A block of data

● ● ● ● ● ● ●

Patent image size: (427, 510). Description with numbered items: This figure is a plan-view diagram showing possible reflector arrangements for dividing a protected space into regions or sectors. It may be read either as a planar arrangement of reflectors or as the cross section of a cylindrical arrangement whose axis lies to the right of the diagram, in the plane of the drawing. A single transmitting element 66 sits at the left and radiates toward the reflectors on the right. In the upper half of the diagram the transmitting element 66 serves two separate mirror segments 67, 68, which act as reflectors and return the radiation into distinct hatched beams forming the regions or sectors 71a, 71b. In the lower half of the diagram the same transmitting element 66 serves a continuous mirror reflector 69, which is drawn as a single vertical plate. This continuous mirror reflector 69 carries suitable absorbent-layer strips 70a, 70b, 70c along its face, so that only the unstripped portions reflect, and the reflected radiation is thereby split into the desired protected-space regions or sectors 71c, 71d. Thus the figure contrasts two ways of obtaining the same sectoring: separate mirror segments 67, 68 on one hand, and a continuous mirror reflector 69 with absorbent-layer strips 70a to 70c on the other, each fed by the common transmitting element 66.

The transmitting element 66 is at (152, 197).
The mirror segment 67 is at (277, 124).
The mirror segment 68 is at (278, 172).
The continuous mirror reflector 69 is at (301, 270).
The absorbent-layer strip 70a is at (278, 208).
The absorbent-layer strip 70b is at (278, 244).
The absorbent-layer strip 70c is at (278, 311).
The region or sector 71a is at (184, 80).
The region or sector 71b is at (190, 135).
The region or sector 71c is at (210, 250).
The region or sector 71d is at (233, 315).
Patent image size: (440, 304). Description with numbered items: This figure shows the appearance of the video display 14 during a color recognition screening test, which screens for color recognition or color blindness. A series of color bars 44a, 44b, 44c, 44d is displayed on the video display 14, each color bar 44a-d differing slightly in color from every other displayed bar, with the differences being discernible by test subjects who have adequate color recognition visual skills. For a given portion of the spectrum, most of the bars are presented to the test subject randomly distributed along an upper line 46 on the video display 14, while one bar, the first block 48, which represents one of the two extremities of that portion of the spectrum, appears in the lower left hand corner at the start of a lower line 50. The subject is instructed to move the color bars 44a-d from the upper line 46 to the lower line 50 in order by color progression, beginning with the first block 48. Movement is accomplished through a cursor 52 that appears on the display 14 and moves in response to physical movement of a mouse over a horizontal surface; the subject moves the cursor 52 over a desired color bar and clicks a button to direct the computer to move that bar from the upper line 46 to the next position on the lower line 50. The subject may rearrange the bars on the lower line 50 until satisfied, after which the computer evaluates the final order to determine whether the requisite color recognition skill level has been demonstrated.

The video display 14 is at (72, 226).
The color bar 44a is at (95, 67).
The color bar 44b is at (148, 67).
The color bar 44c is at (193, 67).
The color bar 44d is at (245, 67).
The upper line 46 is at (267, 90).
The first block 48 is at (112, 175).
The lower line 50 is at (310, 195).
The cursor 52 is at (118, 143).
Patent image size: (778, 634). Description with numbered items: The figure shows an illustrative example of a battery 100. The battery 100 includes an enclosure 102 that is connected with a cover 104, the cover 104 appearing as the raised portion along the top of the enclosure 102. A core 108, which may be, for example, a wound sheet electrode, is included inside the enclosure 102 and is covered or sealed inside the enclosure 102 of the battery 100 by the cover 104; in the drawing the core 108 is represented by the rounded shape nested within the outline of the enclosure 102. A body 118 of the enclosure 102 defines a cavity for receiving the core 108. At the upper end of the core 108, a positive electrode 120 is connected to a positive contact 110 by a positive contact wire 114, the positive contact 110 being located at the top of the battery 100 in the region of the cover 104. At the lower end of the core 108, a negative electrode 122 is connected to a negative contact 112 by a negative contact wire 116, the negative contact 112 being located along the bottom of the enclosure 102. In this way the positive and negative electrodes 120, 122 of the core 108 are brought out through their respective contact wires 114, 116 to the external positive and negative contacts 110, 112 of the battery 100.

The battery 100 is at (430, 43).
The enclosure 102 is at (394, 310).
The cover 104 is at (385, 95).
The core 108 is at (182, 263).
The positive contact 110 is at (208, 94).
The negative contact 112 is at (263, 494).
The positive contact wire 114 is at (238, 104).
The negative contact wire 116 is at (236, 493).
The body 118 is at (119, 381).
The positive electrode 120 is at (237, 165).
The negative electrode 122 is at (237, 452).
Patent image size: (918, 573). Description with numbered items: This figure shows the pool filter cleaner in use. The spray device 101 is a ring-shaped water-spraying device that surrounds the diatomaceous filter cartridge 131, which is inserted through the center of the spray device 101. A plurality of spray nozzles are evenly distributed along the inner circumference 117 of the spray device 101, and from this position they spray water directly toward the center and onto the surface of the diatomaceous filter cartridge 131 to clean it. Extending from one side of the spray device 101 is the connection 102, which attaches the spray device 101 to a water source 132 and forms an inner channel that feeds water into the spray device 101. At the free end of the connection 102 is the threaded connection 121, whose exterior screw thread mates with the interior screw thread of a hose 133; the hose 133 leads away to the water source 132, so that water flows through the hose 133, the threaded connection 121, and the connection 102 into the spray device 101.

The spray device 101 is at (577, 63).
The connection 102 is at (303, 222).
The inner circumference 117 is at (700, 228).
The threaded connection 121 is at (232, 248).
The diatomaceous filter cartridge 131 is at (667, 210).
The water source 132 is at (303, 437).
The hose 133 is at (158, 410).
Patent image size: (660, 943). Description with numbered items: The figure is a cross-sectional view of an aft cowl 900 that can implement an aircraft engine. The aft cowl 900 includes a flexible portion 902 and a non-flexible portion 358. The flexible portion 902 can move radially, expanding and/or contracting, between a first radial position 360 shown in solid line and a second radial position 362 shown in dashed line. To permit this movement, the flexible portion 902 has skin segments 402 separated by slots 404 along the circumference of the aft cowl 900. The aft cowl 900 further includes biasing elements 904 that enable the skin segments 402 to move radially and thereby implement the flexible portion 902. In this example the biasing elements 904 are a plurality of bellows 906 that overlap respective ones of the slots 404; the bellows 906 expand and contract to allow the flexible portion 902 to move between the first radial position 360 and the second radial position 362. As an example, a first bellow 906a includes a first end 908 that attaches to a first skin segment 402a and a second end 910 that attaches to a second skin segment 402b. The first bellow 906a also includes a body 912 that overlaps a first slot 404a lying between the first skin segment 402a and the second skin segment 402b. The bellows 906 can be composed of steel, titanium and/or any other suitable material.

● ● ● ● ● ● ●

- [TO BE DONE]
Find each line in the listing above that contains the word "inner", and copy those lines.

- [OUTPUT FOR THIS EXERCISE]
Patent image size: (918, 573). Description with numbered items: This figure shows the pool filter cleaner in use. The spray device 101 is a ring-shaped water-spraying device that surrounds the diatomaceous filter cartridge 131, which is inserted through the center of the spray device 101. A plurality of spray nozzles are evenly distributed along the inner circumference 117 of the spray device 101, and from this position they spray water directly toward the center and onto the surface of the diatomaceous filter cartridge 131 to clean it. Extending from one side of the spray device 101 is the connection 102, which attaches the spray device 101 to a water source 132 and forms an inner channel that feeds water into the spray device 101. At the free end of the connection 102 is the threaded connection 121, whose exterior screw thread mates with the interior screw thread of a hose 133; the hose 133 leads away to the water source 132, so that water flows through the hose 133, the threaded connection 121, and the connection 102 into the spray device 101.
The inner circumference 117 is at (700, 228).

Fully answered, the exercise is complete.